## What you are asked to do:
Pull every line containing "specifický" from the data.

___ Supplied records ___

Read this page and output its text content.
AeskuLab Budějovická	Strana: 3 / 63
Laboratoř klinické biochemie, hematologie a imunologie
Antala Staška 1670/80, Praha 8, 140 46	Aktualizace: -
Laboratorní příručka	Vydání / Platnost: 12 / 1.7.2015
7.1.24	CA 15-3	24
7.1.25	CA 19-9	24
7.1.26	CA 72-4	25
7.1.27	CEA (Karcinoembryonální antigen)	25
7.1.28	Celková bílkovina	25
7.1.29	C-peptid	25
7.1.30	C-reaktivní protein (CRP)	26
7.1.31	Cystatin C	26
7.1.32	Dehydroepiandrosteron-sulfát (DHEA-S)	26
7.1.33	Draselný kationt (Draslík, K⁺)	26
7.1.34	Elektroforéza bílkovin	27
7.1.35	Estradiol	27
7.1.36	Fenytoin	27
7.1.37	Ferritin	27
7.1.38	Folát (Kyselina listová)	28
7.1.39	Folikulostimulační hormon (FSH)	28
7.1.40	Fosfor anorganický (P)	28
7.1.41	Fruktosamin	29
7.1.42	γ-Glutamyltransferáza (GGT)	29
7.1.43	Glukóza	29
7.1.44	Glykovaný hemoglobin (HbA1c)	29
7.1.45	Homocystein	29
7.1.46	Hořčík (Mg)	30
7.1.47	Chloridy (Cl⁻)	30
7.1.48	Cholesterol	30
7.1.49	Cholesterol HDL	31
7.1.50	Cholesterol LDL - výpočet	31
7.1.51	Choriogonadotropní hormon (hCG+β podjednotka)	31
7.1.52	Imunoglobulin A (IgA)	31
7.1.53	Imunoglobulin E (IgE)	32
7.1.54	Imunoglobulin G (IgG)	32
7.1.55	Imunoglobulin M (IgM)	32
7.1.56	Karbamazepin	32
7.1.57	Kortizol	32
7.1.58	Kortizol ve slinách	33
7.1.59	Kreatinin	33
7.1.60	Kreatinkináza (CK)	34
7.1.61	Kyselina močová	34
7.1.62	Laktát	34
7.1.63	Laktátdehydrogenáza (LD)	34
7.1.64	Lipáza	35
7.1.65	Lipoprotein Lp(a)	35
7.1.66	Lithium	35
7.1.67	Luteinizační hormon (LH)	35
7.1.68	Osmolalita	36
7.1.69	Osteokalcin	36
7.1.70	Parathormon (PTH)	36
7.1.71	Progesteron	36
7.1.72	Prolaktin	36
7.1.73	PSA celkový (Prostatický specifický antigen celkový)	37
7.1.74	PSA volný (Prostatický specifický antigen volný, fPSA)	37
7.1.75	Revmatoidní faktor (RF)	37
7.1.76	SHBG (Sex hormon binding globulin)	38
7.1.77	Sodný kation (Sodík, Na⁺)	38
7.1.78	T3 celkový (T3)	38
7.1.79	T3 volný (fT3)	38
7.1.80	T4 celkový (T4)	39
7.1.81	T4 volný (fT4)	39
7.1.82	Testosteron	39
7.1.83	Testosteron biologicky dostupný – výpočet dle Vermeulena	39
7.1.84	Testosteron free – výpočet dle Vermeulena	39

___

## Output of the task:
7.1.73	PSA celkový (Prostatický specifický antigen celkový)	37
7.1.74	PSA volný (Prostatický specifický antigen volný, fPSA)	37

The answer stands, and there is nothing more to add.